[Document text]:

-- Opening Marker --

I get a depreciation warning from Rails (5.1.5) when I'm using this customer validation to prevent unwanted changes on a model:
class Post < ApplicationRecord
validate :cannot_change_after_publishing, on: :update
def cannot_change_after_publishing
return if changed_attributes.key?(:published_at) && changed_attributes[:published_at].nil?
# also used this: published_at_changed? && published_at_was.nil?
unchangeable = %w[message author other_things published_at]
errors.add(:published_at, "Oh dang!") if changed.any? {|attr| unchangeable.include?(attr)
# yeah, this isn't the actual message.
end
end
Then I get these messages:
DEPRECATION WARNING: The behavior of `attribute_changed?` inside of after callbacks will be changing in the next version of Rails. The new return value will reflect the behavior of calling the method after `save` returned (e.g. the opposite of what it returns now). To maintain the current behavior, use `saved_change_to_attribute?` instead.

-- Closing Marker --

[Record extracts]:
-- Opening Marker --

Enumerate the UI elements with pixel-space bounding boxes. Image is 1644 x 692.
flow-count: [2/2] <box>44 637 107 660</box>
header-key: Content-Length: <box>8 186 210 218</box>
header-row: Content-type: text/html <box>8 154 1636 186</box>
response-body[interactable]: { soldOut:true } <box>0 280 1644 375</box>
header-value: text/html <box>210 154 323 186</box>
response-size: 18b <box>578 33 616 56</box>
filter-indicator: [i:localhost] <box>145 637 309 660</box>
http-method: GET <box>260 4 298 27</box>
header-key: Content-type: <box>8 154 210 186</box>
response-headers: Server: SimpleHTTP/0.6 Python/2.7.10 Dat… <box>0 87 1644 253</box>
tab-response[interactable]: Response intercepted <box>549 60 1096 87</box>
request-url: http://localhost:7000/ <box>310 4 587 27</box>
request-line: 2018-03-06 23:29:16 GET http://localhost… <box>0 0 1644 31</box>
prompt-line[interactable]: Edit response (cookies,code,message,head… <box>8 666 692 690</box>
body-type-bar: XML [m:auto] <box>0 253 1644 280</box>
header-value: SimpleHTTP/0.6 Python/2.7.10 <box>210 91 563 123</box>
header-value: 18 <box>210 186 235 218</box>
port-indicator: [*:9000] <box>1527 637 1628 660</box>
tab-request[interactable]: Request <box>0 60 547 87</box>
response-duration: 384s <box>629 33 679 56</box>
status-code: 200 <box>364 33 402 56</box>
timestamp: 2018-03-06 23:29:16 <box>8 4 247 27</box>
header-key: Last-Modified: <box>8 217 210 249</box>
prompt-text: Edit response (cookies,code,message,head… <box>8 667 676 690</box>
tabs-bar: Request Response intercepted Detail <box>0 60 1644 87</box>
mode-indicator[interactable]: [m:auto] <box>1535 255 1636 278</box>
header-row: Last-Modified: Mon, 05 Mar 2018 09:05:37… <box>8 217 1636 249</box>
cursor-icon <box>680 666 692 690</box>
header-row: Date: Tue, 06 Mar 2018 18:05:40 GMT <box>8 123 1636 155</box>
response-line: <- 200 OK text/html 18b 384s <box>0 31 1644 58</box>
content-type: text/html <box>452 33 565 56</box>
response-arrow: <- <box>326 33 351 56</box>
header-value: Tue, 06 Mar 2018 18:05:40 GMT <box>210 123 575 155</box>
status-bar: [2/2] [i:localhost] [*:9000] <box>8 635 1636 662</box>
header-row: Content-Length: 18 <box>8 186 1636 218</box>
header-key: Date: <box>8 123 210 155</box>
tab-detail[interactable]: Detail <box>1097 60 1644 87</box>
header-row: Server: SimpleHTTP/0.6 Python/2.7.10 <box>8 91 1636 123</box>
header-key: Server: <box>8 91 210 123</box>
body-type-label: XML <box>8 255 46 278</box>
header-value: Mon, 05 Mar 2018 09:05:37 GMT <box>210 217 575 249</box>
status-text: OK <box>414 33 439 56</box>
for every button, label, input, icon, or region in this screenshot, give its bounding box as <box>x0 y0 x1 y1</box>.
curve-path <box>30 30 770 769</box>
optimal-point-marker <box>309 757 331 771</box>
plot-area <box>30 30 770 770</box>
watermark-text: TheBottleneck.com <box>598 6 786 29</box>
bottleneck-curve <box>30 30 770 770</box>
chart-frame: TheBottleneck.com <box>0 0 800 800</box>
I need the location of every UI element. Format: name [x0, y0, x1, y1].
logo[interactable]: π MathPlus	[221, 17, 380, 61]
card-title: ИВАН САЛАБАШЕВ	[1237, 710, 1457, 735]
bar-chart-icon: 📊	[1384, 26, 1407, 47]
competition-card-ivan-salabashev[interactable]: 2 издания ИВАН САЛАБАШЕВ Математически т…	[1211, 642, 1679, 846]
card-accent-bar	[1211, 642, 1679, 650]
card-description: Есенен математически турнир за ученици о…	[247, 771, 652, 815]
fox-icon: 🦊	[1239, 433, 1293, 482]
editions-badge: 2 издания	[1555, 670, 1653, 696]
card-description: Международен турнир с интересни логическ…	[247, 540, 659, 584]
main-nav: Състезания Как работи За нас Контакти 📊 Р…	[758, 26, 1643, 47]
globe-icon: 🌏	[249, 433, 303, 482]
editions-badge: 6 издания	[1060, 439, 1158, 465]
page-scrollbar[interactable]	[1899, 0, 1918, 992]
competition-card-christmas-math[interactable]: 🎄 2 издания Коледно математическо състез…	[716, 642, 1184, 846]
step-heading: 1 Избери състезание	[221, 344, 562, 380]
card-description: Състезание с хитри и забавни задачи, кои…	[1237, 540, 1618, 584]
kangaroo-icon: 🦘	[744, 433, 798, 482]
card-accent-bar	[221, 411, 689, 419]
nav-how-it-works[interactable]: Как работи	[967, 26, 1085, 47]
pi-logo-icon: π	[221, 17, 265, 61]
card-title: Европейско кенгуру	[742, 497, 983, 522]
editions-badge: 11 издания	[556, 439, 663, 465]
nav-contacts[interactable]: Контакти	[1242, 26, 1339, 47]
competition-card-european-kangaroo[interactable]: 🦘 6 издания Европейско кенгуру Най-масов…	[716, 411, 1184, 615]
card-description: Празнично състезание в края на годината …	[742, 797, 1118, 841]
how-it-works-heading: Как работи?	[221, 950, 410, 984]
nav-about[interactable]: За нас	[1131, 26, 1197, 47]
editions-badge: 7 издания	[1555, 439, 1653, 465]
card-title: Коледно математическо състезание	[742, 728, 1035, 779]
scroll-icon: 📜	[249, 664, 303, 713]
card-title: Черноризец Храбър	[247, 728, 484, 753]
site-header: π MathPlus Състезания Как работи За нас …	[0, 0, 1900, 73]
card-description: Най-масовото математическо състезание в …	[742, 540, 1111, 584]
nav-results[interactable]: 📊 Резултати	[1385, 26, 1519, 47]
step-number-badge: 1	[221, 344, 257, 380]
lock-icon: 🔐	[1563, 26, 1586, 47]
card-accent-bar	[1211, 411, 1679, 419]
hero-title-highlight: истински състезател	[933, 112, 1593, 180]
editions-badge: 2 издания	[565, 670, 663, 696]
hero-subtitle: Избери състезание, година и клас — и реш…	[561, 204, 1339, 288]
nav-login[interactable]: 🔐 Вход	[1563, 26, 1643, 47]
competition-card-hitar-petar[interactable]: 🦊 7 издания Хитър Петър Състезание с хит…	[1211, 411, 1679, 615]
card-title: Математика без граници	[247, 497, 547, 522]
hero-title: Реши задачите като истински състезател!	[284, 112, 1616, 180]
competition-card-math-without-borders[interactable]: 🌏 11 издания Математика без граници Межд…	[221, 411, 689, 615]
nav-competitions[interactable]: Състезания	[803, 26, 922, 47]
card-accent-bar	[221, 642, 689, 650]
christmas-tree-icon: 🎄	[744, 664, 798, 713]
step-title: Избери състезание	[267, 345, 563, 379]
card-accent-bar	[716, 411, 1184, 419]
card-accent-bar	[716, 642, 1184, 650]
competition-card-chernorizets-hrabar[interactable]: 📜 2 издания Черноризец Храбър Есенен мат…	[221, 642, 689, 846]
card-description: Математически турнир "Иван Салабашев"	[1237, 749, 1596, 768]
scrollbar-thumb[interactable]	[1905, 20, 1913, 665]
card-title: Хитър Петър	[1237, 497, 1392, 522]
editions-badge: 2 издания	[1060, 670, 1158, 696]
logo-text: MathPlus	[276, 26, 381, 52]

-- Closing Marker --

[Questions on the material]:
1. In the question about the Rails validation, rewrite the paragraph beginning "DEPRECATION WARNING: The behavior" as a short bulleted list that keeps its main facts.
2. Repeat the passage of the question about the Rails validation from "unchangeable = %w[message" up to and including "the actual message.".

[Activity answers]:
1.
- In the next version of Rails, `attribute_changed?` will behave differently inside after callbacks.
- Its new return value will match calling the method after `save` has returned, which is the opposite of what it returns now.
- To keep the current behavior, use `saved_change_to_attribute?` instead.

2.
unchangeable = %w[message author other_things published_at]
errors.add(:published_at, "Oh dang!") if changed.any? {|attr| unchangeable.include?(attr)
# yeah, this isn't the actual message.